**Records from a dataset:**
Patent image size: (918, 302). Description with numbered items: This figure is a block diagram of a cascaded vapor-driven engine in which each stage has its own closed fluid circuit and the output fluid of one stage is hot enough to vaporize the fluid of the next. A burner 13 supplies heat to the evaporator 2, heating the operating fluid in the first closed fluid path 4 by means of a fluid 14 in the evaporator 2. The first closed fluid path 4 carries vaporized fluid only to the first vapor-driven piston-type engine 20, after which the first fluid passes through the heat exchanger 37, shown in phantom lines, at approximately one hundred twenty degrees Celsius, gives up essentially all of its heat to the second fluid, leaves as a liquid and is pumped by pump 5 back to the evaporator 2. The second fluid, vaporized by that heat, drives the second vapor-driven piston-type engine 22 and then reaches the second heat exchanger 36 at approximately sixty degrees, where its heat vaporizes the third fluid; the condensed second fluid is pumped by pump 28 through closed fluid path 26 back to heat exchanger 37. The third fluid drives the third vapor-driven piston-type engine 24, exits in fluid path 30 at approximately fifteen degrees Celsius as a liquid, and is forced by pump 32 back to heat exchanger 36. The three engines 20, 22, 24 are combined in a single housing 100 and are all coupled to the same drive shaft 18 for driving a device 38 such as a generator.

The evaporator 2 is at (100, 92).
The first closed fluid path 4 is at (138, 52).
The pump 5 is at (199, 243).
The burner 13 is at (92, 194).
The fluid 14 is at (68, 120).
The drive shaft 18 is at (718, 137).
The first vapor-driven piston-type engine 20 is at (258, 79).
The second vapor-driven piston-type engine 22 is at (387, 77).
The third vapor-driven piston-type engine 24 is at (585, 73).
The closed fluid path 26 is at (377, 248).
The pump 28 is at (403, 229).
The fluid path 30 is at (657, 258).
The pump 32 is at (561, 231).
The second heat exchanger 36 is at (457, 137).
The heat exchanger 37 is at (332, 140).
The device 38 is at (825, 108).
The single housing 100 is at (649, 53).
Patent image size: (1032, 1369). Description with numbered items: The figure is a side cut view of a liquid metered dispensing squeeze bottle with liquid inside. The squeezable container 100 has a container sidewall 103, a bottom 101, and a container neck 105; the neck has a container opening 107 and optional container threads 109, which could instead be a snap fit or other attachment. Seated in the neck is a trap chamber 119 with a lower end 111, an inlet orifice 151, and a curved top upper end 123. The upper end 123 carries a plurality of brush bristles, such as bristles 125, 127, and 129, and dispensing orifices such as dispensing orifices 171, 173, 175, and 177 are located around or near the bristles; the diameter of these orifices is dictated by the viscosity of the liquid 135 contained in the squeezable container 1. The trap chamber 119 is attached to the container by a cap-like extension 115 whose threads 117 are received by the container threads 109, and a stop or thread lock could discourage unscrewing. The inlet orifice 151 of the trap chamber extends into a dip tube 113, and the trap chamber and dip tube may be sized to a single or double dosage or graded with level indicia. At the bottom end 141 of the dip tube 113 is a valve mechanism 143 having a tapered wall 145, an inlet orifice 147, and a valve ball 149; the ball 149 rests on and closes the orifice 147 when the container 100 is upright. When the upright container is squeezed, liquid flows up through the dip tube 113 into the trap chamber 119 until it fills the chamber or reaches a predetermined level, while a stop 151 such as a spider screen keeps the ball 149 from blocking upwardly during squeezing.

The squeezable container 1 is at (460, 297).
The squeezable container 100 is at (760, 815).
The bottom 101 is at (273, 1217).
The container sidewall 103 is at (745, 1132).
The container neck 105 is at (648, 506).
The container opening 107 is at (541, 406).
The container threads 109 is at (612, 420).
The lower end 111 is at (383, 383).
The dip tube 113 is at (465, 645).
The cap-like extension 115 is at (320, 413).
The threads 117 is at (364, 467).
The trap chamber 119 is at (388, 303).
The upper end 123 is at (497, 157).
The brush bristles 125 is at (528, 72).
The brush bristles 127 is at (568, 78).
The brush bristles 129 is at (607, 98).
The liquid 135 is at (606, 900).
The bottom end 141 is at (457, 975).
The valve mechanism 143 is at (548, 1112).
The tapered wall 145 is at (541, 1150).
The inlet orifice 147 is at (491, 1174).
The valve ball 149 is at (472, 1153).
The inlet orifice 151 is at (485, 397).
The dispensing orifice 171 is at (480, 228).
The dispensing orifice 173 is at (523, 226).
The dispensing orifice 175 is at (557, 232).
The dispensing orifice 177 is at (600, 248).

**Written exercise:**
Reproduce every line of the listing above without any changes.

**Reply to the task:**
Patent image size: (918, 302). Description with numbered items: This figure is a block diagram of a cascaded vapor-driven engine in which each stage has its own closed fluid circuit and the output fluid of one stage is hot enough to vaporize the fluid of the next. A burner 13 supplies heat to the evaporator 2, heating the operating fluid in the first closed fluid path 4 by means of a fluid 14 in the evaporator 2. The first closed fluid path 4 carries vaporized fluid only to the first vapor-driven piston-type engine 20, after which the first fluid passes through the heat exchanger 37, shown in phantom lines, at approximately one hundred twenty degrees Celsius, gives up essentially all of its heat to the second fluid, leaves as a liquid and is pumped by pump 5 back to the evaporator 2. The second fluid, vaporized by that heat, drives the second vapor-driven piston-type engine 22 and then reaches the second heat exchanger 36 at approximately sixty degrees, where its heat vaporizes the third fluid; the condensed second fluid is pumped by pump 28 through closed fluid path 26 back to heat exchanger 37. The third fluid drives the third vapor-driven piston-type engine 24, exits in fluid path 30 at approximately fifteen degrees Celsius as a liquid, and is forced by pump 32 back to heat exchanger 36. The three engines 20, 22, 24 are combined in a single housing 100 and are all coupled to the same drive shaft 18 for driving a device 38 such as a generator.

The evaporator 2 is at (100, 92).
The first closed fluid path 4 is at (138, 52).
The pump 5 is at (199, 243).
The burner 13 is at (92, 194).
The fluid 14 is at (68, 120).
The drive shaft 18 is at (718, 137).
The first vapor-driven piston-type engine 20 is at (258, 79).
The second vapor-driven piston-type engine 22 is at (387, 77).
The third vapor-driven piston-type engine 24 is at (585, 73).
The closed fluid path 26 is at (377, 248).
The pump 28 is at (403, 229).
The fluid path 30 is at (657, 258).
The pump 32 is at (561, 231).
The second heat exchanger 36 is at (457, 137).
The heat exchanger 37 is at (332, 140).
The device 38 is at (825, 108).
The single housing 100 is at (649, 53).
Patent image size: (1032, 1369). Description with numbered items: The figure is a side cut view of a liquid metered dispensing squeeze bottle with liquid inside. The squeezable container 100 has a container sidewall 103, a bottom 101, and a container neck 105; the neck has a container opening 107 and optional container threads 109, which could instead be a snap fit or other attachment. Seated in the neck is a trap chamber 119 with a lower end 111, an inlet orifice 151, and a curved top upper end 123. The upper end 123 carries a plurality of brush bristles, such as bristles 125, 127, and 129, and dispensing orifices such as dispensing orifices 171, 173, 175, and 177 are located around or near the bristles; the diameter of these orifices is dictated by the viscosity of the liquid 135 contained in the squeezable container 1. The trap chamber 119 is attached to the container by a cap-like extension 115 whose threads 117 are received by the container threads 109, and a stop or thread lock could discourage unscrewing. The inlet orifice 151 of the trap chamber extends into a dip tube 113, and the trap chamber and dip tube may be sized to a single or double dosage or graded with level indicia. At the bottom end 141 of the dip tube 113 is a valve mechanism 143 having a tapered wall 145, an inlet orifice 147, and a valve ball 149; the ball 149 rests on and closes the orifice 147 when the container 100 is upright. When the upright container is squeezed, liquid flows up through the dip tube 113 into the trap chamber 119 until it fills the chamber or reaches a predetermined level, while a stop 151 such as a spider screen keeps the ball 149 from blocking upwardly during squeezing.

The squeezable container 1 is at (460, 297).
The squeezable container 100 is at (760, 815).
The bottom 101 is at (273, 1217).
The container sidewall 103 is at (745, 1132).
The container neck 105 is at (648, 506).
The container opening 107 is at (541, 406).
The container threads 109 is at (612, 420).
The lower end 111 is at (383, 383).
The dip tube 113 is at (465, 645).
The cap-like extension 115 is at (320, 413).
The threads 117 is at (364, 467).
The trap chamber 119 is at (388, 303).
The upper end 123 is at (497, 157).
The brush bristles 125 is at (528, 72).
The brush bristles 127 is at (568, 78).
The brush bristles 129 is at (607, 98).
The liquid 135 is at (606, 900).
The bottom end 141 is at (457, 975).
The valve mechanism 143 is at (548, 1112).
The tapered wall 145 is at (541, 1150).
The inlet orifice 147 is at (491, 1174).
The valve ball 149 is at (472, 1153).
The inlet orifice 151 is at (485, 397).
The dispensing orifice 171 is at (480, 228).
The dispensing orifice 173 is at (523, 226).
The dispensing orifice 175 is at (557, 232).
The dispensing orifice 177 is at (600, 248).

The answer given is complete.